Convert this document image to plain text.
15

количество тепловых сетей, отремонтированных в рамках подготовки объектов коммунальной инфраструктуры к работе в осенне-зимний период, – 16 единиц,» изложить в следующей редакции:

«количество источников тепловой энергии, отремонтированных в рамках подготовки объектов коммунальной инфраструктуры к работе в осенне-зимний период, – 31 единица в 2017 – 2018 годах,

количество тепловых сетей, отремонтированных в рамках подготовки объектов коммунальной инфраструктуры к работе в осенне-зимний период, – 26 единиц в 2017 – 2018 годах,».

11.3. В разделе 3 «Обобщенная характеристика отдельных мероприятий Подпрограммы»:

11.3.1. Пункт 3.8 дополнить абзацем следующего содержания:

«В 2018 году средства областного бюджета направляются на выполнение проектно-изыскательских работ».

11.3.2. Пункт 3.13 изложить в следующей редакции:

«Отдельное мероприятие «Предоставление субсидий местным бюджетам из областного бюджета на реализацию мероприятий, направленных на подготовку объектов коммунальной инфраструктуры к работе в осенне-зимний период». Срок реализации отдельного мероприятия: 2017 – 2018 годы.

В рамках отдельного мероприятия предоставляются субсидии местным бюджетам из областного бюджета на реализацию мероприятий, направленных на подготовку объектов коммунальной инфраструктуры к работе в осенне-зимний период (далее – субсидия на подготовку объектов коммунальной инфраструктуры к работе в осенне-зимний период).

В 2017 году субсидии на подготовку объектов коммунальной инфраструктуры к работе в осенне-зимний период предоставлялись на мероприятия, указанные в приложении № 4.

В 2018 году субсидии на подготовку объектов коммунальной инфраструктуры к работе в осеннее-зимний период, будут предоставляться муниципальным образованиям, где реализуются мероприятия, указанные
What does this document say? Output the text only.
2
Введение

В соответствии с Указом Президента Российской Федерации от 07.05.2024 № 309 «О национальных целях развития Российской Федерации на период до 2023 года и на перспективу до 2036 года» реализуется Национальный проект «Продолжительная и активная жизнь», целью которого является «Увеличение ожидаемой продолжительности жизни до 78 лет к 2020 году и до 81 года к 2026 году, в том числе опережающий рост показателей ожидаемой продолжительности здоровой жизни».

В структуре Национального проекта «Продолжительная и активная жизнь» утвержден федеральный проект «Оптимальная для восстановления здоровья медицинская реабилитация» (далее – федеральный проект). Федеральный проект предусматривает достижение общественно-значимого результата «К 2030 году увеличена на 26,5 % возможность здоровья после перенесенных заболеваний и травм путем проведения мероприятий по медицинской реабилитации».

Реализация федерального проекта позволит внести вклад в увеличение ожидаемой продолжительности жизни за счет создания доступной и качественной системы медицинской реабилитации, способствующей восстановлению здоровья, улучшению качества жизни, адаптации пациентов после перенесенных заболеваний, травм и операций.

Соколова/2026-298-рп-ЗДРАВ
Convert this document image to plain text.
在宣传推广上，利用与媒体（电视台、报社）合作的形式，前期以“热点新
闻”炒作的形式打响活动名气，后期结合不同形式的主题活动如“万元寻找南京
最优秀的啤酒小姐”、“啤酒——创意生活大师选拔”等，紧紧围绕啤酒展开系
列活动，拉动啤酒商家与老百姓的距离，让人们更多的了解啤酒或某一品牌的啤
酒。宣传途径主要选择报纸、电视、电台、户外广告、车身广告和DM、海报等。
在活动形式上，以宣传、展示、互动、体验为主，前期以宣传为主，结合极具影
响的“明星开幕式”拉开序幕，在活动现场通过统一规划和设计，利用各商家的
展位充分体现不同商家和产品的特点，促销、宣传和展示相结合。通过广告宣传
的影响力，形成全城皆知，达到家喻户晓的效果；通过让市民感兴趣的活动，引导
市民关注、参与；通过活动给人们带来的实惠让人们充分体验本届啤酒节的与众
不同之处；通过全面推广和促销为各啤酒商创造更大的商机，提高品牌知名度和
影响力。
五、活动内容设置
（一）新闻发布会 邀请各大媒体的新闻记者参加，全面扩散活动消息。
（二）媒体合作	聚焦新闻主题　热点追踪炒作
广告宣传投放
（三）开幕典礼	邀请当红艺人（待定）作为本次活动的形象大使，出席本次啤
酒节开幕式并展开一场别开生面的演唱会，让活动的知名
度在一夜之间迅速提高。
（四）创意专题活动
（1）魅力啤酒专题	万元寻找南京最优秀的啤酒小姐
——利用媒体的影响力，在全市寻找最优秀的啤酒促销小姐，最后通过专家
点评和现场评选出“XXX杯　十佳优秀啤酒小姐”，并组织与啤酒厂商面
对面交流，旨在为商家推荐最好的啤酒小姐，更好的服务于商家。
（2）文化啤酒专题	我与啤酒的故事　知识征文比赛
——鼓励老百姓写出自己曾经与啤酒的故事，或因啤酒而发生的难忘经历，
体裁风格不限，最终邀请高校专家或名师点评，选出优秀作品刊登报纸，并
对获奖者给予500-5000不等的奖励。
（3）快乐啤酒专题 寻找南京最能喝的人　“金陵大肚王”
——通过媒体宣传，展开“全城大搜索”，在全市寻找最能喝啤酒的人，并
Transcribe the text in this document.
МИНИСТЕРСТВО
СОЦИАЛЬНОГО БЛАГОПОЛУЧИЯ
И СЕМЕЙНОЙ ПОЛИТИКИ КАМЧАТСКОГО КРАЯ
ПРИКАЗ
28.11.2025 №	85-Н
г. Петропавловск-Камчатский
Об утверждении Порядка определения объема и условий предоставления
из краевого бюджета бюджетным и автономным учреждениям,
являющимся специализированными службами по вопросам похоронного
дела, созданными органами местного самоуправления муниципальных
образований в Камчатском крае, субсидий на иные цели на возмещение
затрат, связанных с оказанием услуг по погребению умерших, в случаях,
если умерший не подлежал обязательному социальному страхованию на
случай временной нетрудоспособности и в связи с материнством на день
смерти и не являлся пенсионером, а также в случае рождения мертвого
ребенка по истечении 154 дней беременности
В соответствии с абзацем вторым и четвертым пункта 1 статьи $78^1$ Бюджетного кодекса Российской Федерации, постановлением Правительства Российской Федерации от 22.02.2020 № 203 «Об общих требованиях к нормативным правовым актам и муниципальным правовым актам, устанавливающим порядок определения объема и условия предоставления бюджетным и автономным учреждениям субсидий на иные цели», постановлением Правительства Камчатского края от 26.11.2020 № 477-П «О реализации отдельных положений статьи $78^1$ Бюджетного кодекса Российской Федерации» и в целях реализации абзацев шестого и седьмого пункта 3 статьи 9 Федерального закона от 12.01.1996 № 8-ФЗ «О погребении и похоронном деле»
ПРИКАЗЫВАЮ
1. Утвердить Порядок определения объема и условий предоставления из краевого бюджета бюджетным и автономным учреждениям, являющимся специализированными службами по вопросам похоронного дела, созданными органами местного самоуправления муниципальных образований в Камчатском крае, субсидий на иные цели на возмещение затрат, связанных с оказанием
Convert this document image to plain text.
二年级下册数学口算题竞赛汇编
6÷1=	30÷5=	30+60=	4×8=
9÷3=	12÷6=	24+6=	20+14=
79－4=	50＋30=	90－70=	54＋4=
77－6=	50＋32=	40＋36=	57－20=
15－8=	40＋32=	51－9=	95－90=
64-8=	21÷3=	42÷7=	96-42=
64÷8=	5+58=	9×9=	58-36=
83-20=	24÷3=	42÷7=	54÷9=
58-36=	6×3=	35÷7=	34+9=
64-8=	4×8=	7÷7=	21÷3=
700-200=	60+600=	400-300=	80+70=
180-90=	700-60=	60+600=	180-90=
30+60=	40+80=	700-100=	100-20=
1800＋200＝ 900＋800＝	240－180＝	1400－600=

--

→ Task instructions: Pull every line containing the word "службами" out of the material and copy it.

→ Full output:
являющимся специализированными службами по вопросам похоронного
1. Утвердить Порядок определения объема и условий предоставления из краевого бюджета бюджетным и автономным учреждениям, являющимся специализированными службами по вопросам похоронного дела, созданными органами местного самоуправления муниципальных образований в Камчатском крае, субсидий на иные цели на возмещение затрат, связанных с оказанием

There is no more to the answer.